**Material for this task**:
****************

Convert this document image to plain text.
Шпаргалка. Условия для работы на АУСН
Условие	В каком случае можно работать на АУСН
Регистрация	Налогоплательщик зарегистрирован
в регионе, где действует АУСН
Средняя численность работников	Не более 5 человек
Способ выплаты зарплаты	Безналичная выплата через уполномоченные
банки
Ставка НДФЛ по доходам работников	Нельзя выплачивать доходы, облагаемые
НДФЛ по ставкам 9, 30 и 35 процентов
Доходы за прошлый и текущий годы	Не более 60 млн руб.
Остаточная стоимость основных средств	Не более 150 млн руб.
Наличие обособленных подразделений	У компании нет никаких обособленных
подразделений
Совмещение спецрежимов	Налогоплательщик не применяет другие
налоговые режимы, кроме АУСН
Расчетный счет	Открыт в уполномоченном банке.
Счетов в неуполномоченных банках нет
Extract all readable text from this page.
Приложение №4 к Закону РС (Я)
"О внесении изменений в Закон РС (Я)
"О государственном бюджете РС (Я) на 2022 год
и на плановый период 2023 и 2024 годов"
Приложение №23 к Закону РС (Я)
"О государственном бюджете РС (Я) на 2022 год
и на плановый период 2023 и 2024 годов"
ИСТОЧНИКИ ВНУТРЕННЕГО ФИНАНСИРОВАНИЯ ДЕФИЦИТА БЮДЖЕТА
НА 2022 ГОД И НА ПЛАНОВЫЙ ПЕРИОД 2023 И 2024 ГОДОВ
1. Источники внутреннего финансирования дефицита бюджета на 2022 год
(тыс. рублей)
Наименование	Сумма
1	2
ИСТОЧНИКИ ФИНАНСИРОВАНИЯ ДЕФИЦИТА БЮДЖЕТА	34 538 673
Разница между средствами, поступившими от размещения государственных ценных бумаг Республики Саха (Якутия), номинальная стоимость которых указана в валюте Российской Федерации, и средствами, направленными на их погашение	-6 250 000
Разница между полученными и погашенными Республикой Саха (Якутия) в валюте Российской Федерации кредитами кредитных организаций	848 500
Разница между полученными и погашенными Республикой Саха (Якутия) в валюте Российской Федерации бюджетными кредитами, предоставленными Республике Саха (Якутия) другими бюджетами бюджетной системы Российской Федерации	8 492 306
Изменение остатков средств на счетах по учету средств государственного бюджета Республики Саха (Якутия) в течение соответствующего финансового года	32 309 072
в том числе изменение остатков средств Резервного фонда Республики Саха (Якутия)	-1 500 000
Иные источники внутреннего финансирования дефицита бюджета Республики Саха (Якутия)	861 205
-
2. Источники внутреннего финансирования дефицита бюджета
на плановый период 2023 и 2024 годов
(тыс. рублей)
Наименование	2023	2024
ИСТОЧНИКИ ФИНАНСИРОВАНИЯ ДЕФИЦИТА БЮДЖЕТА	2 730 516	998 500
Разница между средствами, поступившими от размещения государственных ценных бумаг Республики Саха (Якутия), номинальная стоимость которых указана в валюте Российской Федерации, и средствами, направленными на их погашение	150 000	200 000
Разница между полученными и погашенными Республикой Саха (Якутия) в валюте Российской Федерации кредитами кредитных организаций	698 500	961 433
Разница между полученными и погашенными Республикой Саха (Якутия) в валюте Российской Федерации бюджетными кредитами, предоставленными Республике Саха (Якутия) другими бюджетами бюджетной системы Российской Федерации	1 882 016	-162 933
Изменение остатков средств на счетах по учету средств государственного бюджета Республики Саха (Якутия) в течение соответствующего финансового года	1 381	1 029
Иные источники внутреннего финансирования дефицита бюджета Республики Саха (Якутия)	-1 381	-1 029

****************

Each line above that holds the string "финансового" should be copied and shown.

**Response to this exercise**:
Изменение остатков средств на счетах по учету средств государственного бюджета Республики Саха (Якутия) в течение соответствующего финансового года	32 309 072
Изменение остатков средств на счетах по учету средств государственного бюджета Республики Саха (Якутия) в течение соответствующего финансового года	1 381	1 029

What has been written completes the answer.